Each entry must appear again exactly as it does in the source.

* Start TASK INPUT *

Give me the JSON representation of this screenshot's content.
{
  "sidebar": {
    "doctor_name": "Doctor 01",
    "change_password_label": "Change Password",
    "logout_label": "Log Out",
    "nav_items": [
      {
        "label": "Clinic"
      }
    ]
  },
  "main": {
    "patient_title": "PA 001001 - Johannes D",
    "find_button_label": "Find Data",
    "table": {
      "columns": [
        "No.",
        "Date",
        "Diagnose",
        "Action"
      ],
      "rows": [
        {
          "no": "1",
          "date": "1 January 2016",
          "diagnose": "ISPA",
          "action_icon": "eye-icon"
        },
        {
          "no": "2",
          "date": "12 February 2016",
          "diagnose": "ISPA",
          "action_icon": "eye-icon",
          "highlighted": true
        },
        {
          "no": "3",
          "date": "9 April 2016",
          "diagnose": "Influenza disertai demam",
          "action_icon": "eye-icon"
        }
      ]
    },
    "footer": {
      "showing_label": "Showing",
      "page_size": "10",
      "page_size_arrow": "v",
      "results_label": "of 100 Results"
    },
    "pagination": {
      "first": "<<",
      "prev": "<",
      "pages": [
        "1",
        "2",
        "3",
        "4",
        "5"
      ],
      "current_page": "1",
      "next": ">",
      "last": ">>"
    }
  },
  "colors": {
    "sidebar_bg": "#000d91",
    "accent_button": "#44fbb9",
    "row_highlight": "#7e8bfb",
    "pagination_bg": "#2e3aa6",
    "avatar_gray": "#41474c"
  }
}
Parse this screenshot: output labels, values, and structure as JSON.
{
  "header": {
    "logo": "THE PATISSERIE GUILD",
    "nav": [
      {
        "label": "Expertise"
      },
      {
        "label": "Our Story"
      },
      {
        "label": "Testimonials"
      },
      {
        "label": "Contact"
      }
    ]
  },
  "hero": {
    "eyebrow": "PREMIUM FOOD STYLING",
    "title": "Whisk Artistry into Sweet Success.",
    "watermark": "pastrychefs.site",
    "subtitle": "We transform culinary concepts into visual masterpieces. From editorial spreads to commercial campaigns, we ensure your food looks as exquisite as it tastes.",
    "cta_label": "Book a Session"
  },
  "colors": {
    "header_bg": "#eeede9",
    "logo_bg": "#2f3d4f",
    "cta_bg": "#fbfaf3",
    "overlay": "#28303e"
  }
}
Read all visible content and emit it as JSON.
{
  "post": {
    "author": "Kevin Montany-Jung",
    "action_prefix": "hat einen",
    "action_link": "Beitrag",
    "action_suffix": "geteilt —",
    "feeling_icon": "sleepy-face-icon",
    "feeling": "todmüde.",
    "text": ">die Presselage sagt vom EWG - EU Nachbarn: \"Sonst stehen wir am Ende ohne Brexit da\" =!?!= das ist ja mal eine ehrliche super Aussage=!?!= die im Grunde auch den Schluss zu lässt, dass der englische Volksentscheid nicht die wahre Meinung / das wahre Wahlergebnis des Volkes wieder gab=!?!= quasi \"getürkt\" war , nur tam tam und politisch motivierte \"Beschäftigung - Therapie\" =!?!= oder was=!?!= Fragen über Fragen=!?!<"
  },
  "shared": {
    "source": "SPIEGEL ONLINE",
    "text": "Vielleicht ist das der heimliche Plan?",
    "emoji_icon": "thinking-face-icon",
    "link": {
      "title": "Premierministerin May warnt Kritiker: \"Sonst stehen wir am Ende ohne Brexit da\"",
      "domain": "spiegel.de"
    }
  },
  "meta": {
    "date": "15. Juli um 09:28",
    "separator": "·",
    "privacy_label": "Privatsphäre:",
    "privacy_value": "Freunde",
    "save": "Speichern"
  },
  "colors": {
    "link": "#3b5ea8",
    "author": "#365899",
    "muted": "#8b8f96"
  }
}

* End TASK INPUT *

COMPLETE RESPONSE →
Give me the JSON representation of this screenshot's content.
{
  "sidebar": {
    "doctor_name": "Doctor 01",
    "change_password_label": "Change Password",
    "logout_label": "Log Out",
    "nav_items": [
      {
        "label": "Clinic"
      }
    ]
  },
  "main": {
    "patient_title": "PA 001001 - Johannes D",
    "find_button_label": "Find Data",
    "table": {
      "columns": [
        "No.",
        "Date",
        "Diagnose",
        "Action"
      ],
      "rows": [
        {
          "no": "1",
          "date": "1 January 2016",
          "diagnose": "ISPA",
          "action_icon": "eye-icon"
        },
        {
          "no": "2",
          "date": "12 February 2016",
          "diagnose": "ISPA",
          "action_icon": "eye-icon",
          "highlighted": true
        },
        {
          "no": "3",
          "date": "9 April 2016",
          "diagnose": "Influenza disertai demam",
          "action_icon": "eye-icon"
        }
      ]
    },
    "footer": {
      "showing_label": "Showing",
      "page_size": "10",
      "page_size_arrow": "v",
      "results_label": "of 100 Results"
    },
    "pagination": {
      "first": "<<",
      "prev": "<",
      "pages": [
        "1",
        "2",
        "3",
        "4",
        "5"
      ],
      "current_page": "1",
      "next": ">",
      "last": ">>"
    }
  },
  "colors": {
    "sidebar_bg": "#000d91",
    "accent_button": "#44fbb9",
    "row_highlight": "#7e8bfb",
    "pagination_bg": "#2e3aa6",
    "avatar_gray": "#41474c"
  }
}
Parse this screenshot: output labels, values, and structure as JSON.
{
  "header": {
    "logo": "THE PATISSERIE GUILD",
    "nav": [
      {
        "label": "Expertise"
      },
      {
        "label": "Our Story"
      },
      {
        "label": "Testimonials"
      },
      {
        "label": "Contact"
      }
    ]
  },
  "hero": {
    "eyebrow": "PREMIUM FOOD STYLING",
    "title": "Whisk Artistry into Sweet Success.",
    "watermark": "pastrychefs.site",
    "subtitle": "We transform culinary concepts into visual masterpieces. From editorial spreads to commercial campaigns, we ensure your food looks as exquisite as it tastes.",
    "cta_label": "Book a Session"
  },
  "colors": {
    "header_bg": "#eeede9",
    "logo_bg": "#2f3d4f",
    "cta_bg": "#fbfaf3",
    "overlay": "#28303e"
  }
}
Read all visible content and emit it as JSON.
{
  "post": {
    "author": "Kevin Montany-Jung",
    "action_prefix": "hat einen",
    "action_link": "Beitrag",
    "action_suffix": "geteilt —",
    "feeling_icon": "sleepy-face-icon",
    "feeling": "todmüde.",
    "text": ">die Presselage sagt vom EWG - EU Nachbarn: \"Sonst stehen wir am Ende ohne Brexit da\" =!?!= das ist ja mal eine ehrliche super Aussage=!?!= die im Grunde auch den Schluss zu lässt, dass der englische Volksentscheid nicht die wahre Meinung / das wahre Wahlergebnis des Volkes wieder gab=!?!= quasi \"getürkt\" war , nur tam tam und politisch motivierte \"Beschäftigung - Therapie\" =!?!= oder was=!?!= Fragen über Fragen=!?!<"
  },
  "shared": {
    "source": "SPIEGEL ONLINE",
    "text": "Vielleicht ist das der heimliche Plan?",
    "emoji_icon": "thinking-face-icon",
    "link": {
      "title": "Premierministerin May warnt Kritiker: \"Sonst stehen wir am Ende ohne Brexit da\"",
      "domain": "spiegel.de"
    }
  },
  "meta": {
    "date": "15. Juli um 09:28",
    "separator": "·",
    "privacy_label": "Privatsphäre:",
    "privacy_value": "Freunde",
    "save": "Speichern"
  },
  "colors": {
    "link": "#3b5ea8",
    "author": "#365899",
    "muted": "#8b8f96"
  }
}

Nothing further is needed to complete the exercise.